Note each line where "продавцов" appears, and copy it.

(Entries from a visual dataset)
^^^^^^^^
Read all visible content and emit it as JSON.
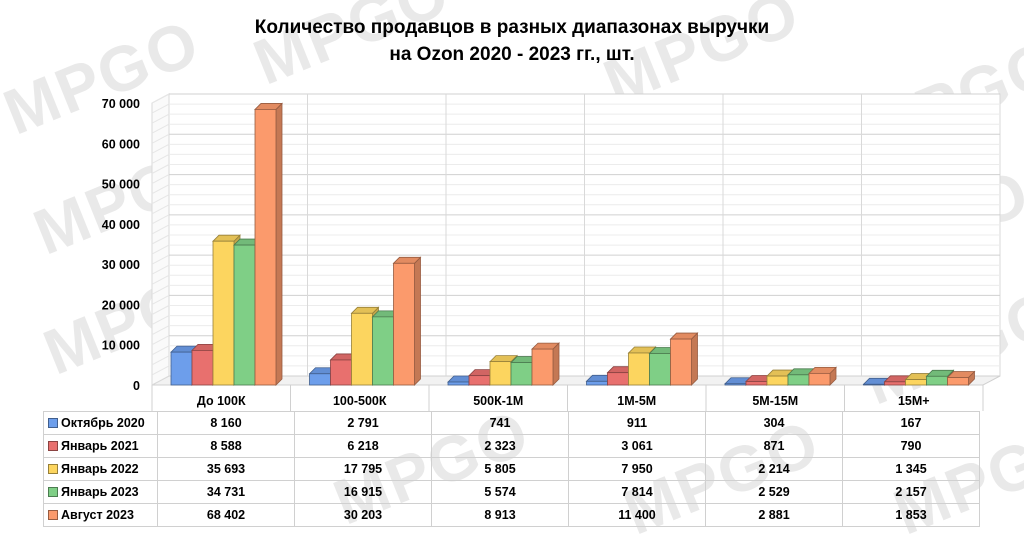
{
  "title_line1": "Количество продавцов в разных диапазонах выручки",
  "title_line2": "на Ozon 2020 - 2023 гг., шт.",
  "watermark": "MPGO",
  "chart_data": {
    "type": "bar",
    "title": "Количество продавцов в разных диапазонах выручки на Ozon 2020 - 2023 гг., шт.",
    "categories": [
      "До 100К",
      "100-500К",
      "500К-1М",
      "1М-5М",
      "5М-15М",
      "15М+"
    ],
    "ylim": [
      0,
      70000
    ],
    "yticks": [
      "0",
      "10 000",
      "20 000",
      "30 000",
      "40 000",
      "50 000",
      "60 000",
      "70 000"
    ],
    "grid": true,
    "legend": "data-table",
    "series": [
      {
        "name": "Октябрь 2020",
        "color": "#6d9eeb",
        "values": [
          8160,
          2791,
          741,
          911,
          304,
          167
        ],
        "labels": [
          "8 160",
          "2 791",
          "741",
          "911",
          "304",
          "167"
        ]
      },
      {
        "name": "Январь 2021",
        "color": "#e8706e",
        "values": [
          8588,
          6218,
          2323,
          3061,
          871,
          790
        ],
        "labels": [
          "8 588",
          "6 218",
          "2 323",
          "3 061",
          "871",
          "790"
        ]
      },
      {
        "name": "Январь 2022",
        "color": "#fcd55f",
        "values": [
          35693,
          17795,
          5805,
          7950,
          2214,
          1345
        ],
        "labels": [
          "35 693",
          "17 795",
          "5 805",
          "7 950",
          "2 214",
          "1 345"
        ]
      },
      {
        "name": "Январь 2023",
        "color": "#7fcf86",
        "values": [
          34731,
          16915,
          5574,
          7814,
          2529,
          2157
        ],
        "labels": [
          "34 731",
          "16 915",
          "5 574",
          "7 814",
          "2 529",
          "2 157"
        ]
      },
      {
        "name": "Август 2023",
        "color": "#fb9a6c",
        "values": [
          68402,
          30203,
          8913,
          11400,
          2881,
          1853
        ],
        "labels": [
          "68 402",
          "30 203",
          "8 913",
          "11 400",
          "2 881",
          "1 853"
        ]
      }
    ]
  }
}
^^^^^^^^
:: Response to this exercise ::
  "title_line1": "Количество продавцов в разных диапазонах выручки",
    "title": "Количество продавцов в разных диапазонах выручки на Ozon 2020 - 2023 гг., шт.",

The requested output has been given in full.